__RECORDS FOR THE TASK__.
'''
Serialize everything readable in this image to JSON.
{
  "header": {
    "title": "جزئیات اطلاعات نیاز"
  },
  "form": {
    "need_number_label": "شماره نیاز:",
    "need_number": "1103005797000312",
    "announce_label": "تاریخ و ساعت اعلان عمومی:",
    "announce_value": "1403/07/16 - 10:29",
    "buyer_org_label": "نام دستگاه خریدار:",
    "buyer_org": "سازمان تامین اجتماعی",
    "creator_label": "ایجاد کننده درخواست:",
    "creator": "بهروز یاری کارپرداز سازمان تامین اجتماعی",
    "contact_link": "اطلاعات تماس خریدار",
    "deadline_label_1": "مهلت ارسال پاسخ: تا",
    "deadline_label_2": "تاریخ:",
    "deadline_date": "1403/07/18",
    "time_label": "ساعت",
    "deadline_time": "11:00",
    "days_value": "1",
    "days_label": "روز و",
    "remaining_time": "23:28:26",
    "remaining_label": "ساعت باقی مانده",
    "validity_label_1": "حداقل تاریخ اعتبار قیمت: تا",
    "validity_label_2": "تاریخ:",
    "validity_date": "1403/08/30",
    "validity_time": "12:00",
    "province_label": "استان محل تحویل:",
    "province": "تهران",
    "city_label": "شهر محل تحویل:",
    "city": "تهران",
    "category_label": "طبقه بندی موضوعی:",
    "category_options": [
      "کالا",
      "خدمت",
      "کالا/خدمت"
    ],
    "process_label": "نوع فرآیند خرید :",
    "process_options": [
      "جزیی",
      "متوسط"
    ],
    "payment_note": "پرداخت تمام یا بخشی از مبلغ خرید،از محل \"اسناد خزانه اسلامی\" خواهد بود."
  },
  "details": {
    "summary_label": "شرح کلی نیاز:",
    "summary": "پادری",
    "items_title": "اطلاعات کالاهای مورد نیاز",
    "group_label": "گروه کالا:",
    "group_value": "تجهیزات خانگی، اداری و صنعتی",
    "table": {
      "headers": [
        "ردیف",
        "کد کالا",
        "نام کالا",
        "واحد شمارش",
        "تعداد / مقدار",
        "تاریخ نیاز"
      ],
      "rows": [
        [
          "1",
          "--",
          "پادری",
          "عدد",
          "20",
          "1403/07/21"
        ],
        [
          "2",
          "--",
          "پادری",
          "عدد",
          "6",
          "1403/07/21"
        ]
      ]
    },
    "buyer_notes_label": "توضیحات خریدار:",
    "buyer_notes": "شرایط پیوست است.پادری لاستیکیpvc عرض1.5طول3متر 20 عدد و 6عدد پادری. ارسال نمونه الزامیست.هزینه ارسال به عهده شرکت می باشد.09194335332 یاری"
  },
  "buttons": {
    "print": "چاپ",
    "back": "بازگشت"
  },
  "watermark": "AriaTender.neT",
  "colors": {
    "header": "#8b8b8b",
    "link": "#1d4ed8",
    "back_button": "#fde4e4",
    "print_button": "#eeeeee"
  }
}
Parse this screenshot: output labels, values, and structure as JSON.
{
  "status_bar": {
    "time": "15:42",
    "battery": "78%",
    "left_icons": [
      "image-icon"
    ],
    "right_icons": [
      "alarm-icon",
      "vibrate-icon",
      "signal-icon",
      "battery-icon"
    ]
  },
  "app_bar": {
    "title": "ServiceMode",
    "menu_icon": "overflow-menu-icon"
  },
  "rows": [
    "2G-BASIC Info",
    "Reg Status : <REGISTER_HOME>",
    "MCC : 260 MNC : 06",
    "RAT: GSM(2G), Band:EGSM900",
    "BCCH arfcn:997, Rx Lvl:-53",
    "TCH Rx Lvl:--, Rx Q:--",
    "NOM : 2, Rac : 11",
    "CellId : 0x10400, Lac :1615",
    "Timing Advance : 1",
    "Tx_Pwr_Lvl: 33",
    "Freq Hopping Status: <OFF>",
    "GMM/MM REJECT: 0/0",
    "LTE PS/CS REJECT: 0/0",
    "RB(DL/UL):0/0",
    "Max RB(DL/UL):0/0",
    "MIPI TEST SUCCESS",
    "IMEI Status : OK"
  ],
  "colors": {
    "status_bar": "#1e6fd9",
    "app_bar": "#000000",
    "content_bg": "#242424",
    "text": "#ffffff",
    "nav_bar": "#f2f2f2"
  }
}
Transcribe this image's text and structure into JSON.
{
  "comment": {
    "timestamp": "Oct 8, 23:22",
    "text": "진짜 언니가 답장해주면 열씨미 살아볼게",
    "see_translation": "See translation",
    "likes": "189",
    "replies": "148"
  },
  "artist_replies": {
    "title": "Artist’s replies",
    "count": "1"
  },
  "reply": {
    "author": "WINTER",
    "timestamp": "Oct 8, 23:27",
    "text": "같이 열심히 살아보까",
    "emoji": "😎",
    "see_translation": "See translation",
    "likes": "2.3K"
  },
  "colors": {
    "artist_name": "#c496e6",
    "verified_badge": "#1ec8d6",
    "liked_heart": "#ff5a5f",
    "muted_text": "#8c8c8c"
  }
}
'''
__PROBLEM STATEMENT__.
Copy each line of the preceding data that contains the string "ارسال".

__RESPONSE TO THE TASK__.
    "deadline_label_1": "مهلت ارسال پاسخ: تا",
    "buyer_notes": "شرایط پیوست است.پادری لاستیکیpvc عرض1.5طول3متر 20 عدد و 6عدد پادری. ارسال نمونه الزامیست.هزینه ارسال به عهده شرکت می باشد.09194335332 یاری"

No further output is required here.